Job:
Transcribe all the entries word for word, skipping the pictures.

[Collected data entries]
----------
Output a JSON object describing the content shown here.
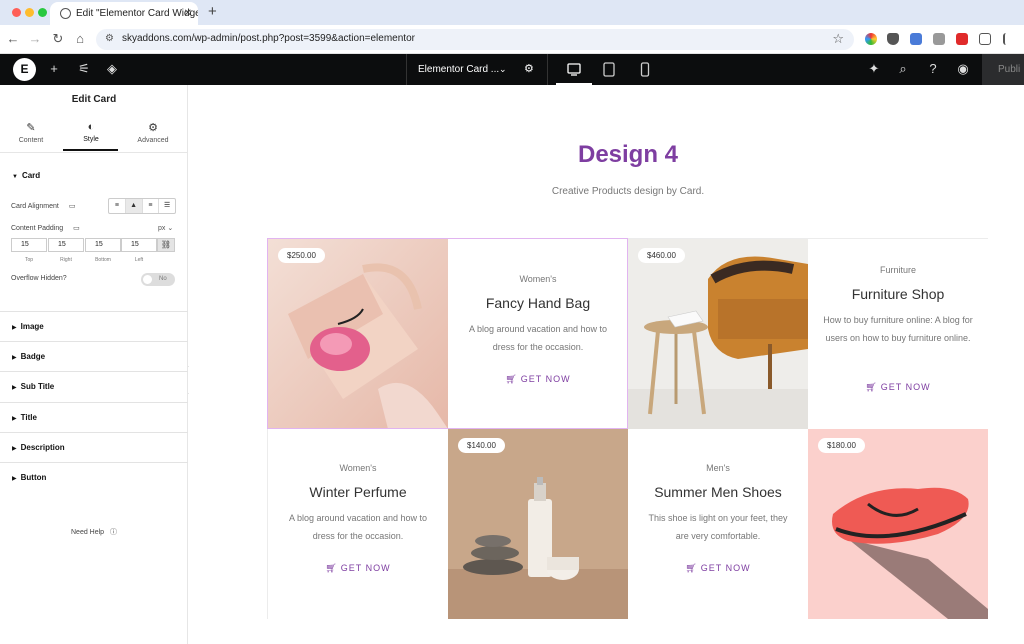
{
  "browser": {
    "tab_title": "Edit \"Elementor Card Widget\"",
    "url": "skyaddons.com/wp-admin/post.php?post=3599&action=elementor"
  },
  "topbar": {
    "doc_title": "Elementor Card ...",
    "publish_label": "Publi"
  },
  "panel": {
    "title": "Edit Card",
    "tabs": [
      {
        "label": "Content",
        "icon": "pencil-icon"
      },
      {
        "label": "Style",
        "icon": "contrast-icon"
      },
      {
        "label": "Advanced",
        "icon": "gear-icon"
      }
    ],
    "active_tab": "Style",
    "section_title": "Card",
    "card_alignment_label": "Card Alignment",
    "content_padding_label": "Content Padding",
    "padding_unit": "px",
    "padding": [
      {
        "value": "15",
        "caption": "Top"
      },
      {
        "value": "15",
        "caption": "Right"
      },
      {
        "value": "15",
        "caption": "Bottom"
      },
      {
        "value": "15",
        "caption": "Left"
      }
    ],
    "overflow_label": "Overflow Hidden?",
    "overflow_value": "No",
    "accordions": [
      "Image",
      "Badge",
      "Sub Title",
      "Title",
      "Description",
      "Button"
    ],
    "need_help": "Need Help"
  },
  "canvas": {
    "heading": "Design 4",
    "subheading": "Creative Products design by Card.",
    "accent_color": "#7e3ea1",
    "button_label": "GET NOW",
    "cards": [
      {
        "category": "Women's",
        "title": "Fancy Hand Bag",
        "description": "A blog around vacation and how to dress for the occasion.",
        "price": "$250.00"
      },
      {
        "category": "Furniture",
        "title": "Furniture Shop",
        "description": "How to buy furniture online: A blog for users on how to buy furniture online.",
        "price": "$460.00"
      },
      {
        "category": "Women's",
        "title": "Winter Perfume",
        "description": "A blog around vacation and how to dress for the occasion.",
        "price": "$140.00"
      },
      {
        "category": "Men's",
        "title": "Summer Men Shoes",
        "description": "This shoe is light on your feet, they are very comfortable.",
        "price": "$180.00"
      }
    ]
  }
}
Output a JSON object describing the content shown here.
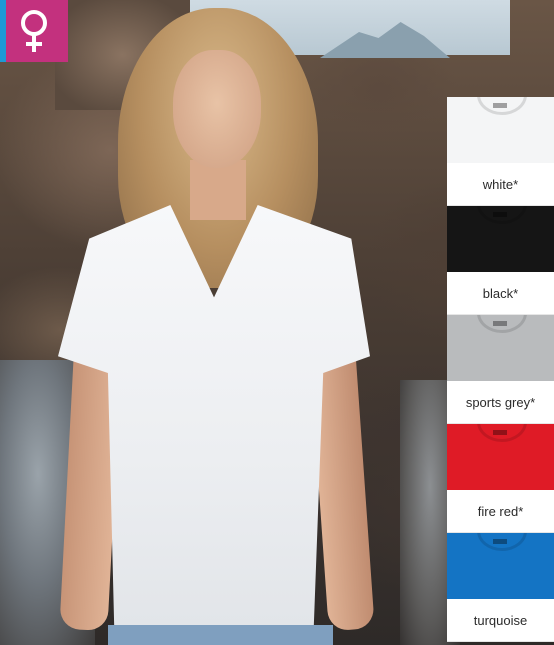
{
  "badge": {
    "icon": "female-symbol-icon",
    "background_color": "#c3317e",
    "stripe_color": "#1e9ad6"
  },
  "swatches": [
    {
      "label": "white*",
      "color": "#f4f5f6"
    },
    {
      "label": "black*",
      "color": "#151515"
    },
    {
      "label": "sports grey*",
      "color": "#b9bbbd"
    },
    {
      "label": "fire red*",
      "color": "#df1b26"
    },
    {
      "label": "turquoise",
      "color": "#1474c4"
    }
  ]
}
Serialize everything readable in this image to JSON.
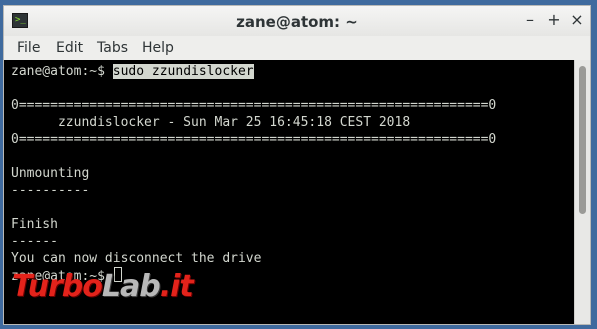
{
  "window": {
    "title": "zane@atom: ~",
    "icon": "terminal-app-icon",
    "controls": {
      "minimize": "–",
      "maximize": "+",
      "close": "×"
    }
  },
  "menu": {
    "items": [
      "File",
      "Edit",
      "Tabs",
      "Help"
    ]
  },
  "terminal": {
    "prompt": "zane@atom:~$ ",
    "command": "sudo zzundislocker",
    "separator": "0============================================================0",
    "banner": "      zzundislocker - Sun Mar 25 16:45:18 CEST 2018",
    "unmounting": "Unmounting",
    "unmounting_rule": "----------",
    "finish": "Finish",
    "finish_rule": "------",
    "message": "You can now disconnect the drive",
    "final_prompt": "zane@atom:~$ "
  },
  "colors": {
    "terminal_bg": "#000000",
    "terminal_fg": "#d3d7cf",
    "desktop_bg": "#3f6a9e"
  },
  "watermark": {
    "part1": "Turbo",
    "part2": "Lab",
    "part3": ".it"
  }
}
----------
Response to this exercise:
Output a JSON object describing the content shown here.
{
  "browser": {
    "tab_title": "Edit \"Elementor Card Widget\"",
    "url": "skyaddons.com/wp-admin/post.php?post=3599&action=elementor"
  },
  "topbar": {
    "doc_title": "Elementor Card ...",
    "publish_label": "Publi"
  },
  "panel": {
    "title": "Edit Card",
    "tabs": [
      {
        "label": "Content",
        "icon": "pencil-icon"
      },
      {
        "label": "Style",
        "icon": "contrast-icon"
      },
      {
        "label": "Advanced",
        "icon": "gear-icon"
      }
    ],
    "active_tab": "Style",
    "section_title": "Card",
    "card_alignment_label": "Card Alignment",
    "content_padding_label": "Content Padding",
    "padding_unit": "px",
    "padding": [
      {
        "value": "15",
        "caption": "Top"
      },
      {
        "value": "15",
        "caption": "Right"
      },
      {
        "value": "15",
        "caption": "Bottom"
      },
      {
        "value": "15",
        "caption": "Left"
      }
    ],
    "overflow_label": "Overflow Hidden?",
    "overflow_value": "No",
    "accordions": [
      "Image",
      "Badge",
      "Sub Title",
      "Title",
      "Description",
      "Button"
    ],
    "need_help": "Need Help"
  },
  "canvas": {
    "heading": "Design 4",
    "subheading": "Creative Products design by Card.",
    "accent_color": "#7e3ea1",
    "button_label": "GET NOW",
    "cards": [
      {
        "category": "Women's",
        "title": "Fancy Hand Bag",
        "description": "A blog around vacation and how to dress for the occasion.",
        "price": "$250.00"
      },
      {
        "category": "Furniture",
        "title": "Furniture Shop",
        "description": "How to buy furniture online: A blog for users on how to buy furniture online.",
        "price": "$460.00"
      },
      {
        "category": "Women's",
        "title": "Winter Perfume",
        "description": "A blog around vacation and how to dress for the occasion.",
        "price": "$140.00"
      },
      {
        "category": "Men's",
        "title": "Summer Men Shoes",
        "description": "This shoe is light on your feet, they are very comfortable.",
        "price": "$180.00"
      }
    ]
  }
}
Output a JSON object describing the content shown here.
{
  "badge": {
    "icon": "female-symbol-icon",
    "background_color": "#c3317e",
    "stripe_color": "#1e9ad6"
  },
  "swatches": [
    {
      "label": "white*",
      "color": "#f4f5f6"
    },
    {
      "label": "black*",
      "color": "#151515"
    },
    {
      "label": "sports grey*",
      "color": "#b9bbbd"
    },
    {
      "label": "fire red*",
      "color": "#df1b26"
    },
    {
      "label": "turquoise",
      "color": "#1474c4"
    }
  ]
}
Serialize everything readable in this image to JSON.
{
  "window": {
    "title": "zane@atom: ~",
    "icon": "terminal-app-icon",
    "controls": {
      "minimize": "–",
      "maximize": "+",
      "close": "×"
    }
  },
  "menu": {
    "items": [
      "File",
      "Edit",
      "Tabs",
      "Help"
    ]
  },
  "terminal": {
    "prompt": "zane@atom:~$ ",
    "command": "sudo zzundislocker",
    "separator": "0============================================================0",
    "banner": "      zzundislocker - Sun Mar 25 16:45:18 CEST 2018",
    "unmounting": "Unmounting",
    "unmounting_rule": "----------",
    "finish": "Finish",
    "finish_rule": "------",
    "message": "You can now disconnect the drive",
    "final_prompt": "zane@atom:~$ "
  },
  "colors": {
    "terminal_bg": "#000000",
    "terminal_fg": "#d3d7cf",
    "desktop_bg": "#3f6a9e"
  },
  "watermark": {
    "part1": "Turbo",
    "part2": "Lab",
    "part3": ".it"
  }
}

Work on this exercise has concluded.